:: Entries provided

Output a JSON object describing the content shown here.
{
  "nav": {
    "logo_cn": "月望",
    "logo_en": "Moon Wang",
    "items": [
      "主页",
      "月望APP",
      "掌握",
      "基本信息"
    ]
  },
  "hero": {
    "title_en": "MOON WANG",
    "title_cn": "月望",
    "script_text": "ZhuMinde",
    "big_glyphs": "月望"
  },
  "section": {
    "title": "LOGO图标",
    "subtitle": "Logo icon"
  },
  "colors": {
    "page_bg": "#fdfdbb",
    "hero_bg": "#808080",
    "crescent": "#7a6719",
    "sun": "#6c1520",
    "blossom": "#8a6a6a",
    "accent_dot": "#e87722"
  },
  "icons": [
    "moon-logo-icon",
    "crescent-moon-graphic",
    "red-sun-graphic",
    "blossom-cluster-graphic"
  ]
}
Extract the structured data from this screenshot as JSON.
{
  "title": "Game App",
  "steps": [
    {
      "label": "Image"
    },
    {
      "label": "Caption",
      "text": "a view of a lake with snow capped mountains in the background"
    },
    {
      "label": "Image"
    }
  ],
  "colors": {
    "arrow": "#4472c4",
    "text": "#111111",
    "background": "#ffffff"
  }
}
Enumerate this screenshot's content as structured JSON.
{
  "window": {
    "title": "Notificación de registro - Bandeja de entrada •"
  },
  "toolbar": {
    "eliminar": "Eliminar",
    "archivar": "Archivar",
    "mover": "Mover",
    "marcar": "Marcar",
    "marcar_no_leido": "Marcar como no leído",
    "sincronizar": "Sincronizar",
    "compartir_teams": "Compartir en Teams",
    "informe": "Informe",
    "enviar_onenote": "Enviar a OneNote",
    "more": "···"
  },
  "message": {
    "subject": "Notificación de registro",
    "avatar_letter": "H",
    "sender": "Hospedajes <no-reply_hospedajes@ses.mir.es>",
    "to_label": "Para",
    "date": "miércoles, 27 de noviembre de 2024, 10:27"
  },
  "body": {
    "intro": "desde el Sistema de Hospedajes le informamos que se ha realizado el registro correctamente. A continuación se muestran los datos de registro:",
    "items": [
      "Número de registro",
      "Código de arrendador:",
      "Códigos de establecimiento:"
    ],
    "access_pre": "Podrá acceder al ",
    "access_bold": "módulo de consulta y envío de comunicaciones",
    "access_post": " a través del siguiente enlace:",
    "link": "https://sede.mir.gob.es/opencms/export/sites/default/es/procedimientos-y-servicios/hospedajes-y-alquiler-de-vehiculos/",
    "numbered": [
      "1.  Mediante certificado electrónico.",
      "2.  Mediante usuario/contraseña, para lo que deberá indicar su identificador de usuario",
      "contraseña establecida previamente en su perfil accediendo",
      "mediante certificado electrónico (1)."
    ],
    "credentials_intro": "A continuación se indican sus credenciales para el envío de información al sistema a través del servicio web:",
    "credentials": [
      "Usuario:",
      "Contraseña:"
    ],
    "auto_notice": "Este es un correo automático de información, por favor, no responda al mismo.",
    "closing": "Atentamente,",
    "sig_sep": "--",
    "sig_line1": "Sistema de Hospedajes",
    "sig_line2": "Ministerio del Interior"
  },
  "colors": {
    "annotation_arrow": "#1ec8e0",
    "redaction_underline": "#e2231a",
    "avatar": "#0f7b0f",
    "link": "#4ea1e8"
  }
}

::::

Give solely the number of lines in the data that contain the string "structured".

### Answer to this task
2